**THE TASK:** Find the line containing "Enumerate this screenshot's". Quote it and every line after it, exactly, through the end; skip pictures.

**Stored items:**

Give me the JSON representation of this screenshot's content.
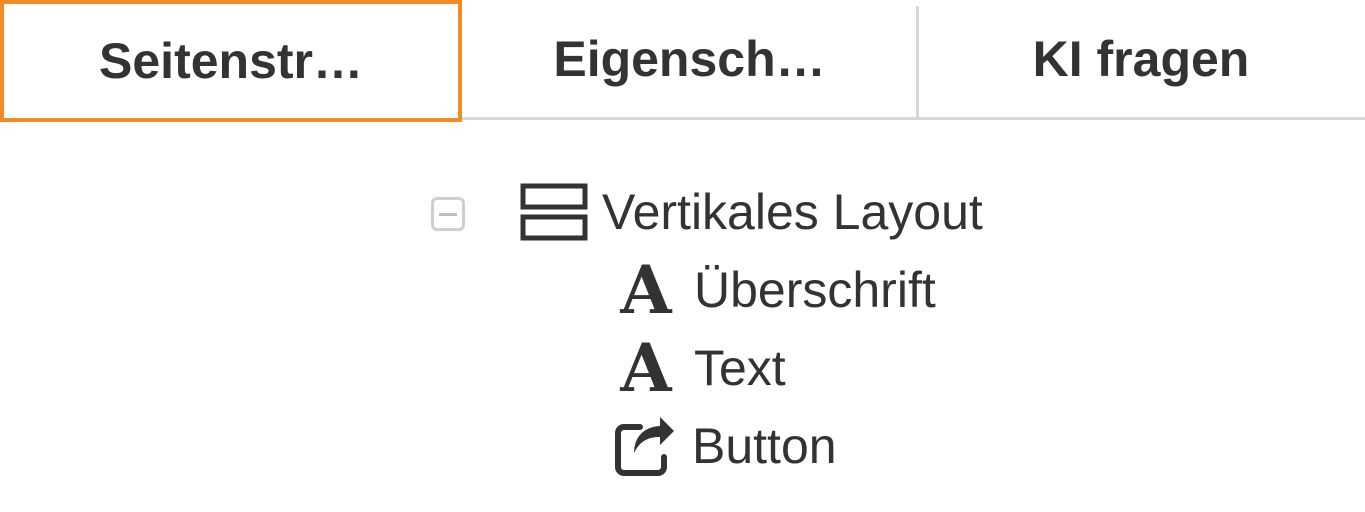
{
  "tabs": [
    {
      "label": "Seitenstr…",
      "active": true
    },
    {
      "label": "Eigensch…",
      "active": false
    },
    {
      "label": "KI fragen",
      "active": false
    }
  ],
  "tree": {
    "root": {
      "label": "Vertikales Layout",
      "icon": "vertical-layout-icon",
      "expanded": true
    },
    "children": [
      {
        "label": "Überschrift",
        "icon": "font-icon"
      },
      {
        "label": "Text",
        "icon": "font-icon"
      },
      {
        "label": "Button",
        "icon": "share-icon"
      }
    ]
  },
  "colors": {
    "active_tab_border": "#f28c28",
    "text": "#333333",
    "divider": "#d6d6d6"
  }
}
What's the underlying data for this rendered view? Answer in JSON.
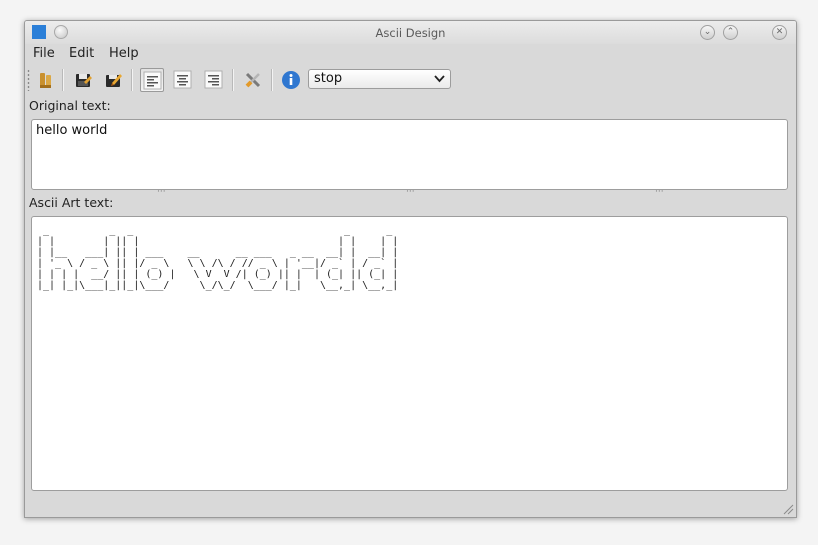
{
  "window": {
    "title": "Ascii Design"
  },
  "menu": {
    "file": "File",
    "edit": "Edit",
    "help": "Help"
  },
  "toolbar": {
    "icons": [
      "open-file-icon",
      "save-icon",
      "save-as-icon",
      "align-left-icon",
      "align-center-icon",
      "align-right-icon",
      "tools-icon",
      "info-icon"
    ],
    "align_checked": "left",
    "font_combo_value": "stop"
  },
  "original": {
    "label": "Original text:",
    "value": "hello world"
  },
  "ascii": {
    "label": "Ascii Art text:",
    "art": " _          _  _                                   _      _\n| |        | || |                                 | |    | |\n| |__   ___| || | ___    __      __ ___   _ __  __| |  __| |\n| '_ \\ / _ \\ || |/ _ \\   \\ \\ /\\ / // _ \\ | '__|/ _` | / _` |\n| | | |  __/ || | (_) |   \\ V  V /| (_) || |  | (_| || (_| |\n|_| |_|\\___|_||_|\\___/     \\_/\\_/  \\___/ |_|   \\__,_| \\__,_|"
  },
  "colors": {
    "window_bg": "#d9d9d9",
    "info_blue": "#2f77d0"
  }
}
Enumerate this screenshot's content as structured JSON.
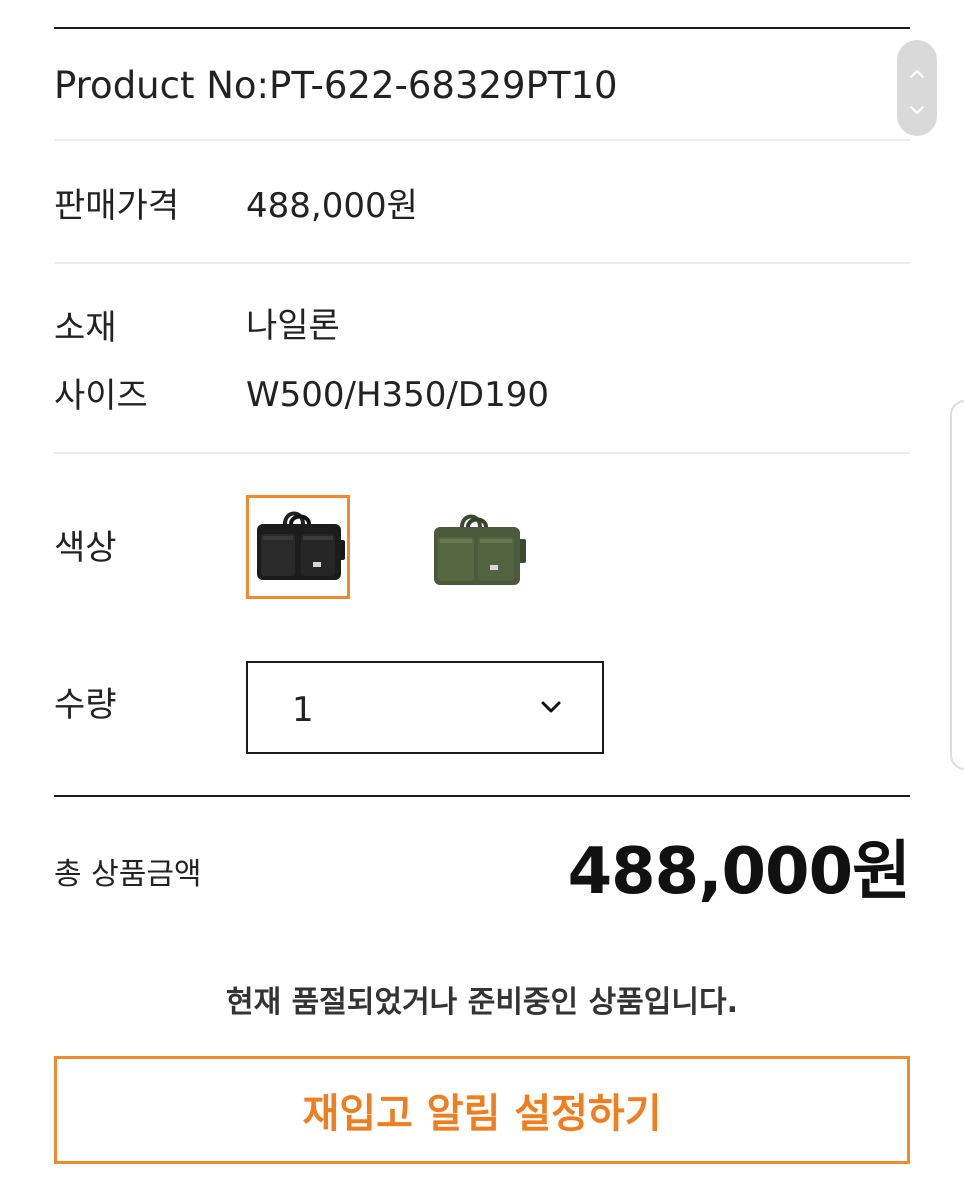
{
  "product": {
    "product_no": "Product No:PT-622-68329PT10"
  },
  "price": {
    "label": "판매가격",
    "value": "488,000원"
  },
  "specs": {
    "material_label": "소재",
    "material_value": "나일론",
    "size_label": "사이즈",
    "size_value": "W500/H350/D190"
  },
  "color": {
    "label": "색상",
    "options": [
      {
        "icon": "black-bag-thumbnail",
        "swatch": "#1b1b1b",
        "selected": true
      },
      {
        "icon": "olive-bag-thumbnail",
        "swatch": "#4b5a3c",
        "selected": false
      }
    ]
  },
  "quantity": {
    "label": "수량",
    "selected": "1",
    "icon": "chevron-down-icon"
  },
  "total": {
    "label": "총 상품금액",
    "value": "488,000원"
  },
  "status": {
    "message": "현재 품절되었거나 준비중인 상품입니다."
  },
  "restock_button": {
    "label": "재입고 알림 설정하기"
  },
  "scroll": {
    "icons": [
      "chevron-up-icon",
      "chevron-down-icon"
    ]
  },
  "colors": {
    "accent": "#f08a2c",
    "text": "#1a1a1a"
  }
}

**EXERCISE ANSWER:**
Enumerate this screenshot's content as structured JSON.
{
  "product": {
    "product_no": "Product No:PT-622-68329PT10"
  },
  "price": {
    "label": "판매가격",
    "value": "488,000원"
  },
  "specs": {
    "material_label": "소재",
    "material_value": "나일론",
    "size_label": "사이즈",
    "size_value": "W500/H350/D190"
  },
  "color": {
    "label": "색상",
    "options": [
      {
        "icon": "black-bag-thumbnail",
        "swatch": "#1b1b1b",
        "selected": true
      },
      {
        "icon": "olive-bag-thumbnail",
        "swatch": "#4b5a3c",
        "selected": false
      }
    ]
  },
  "quantity": {
    "label": "수량",
    "selected": "1",
    "icon": "chevron-down-icon"
  },
  "total": {
    "label": "총 상품금액",
    "value": "488,000원"
  },
  "status": {
    "message": "현재 품절되었거나 준비중인 상품입니다."
  },
  "restock_button": {
    "label": "재입고 알림 설정하기"
  },
  "scroll": {
    "icons": [
      "chevron-up-icon",
      "chevron-down-icon"
    ]
  },
  "colors": {
    "accent": "#f08a2c",
    "text": "#1a1a1a"
  }
}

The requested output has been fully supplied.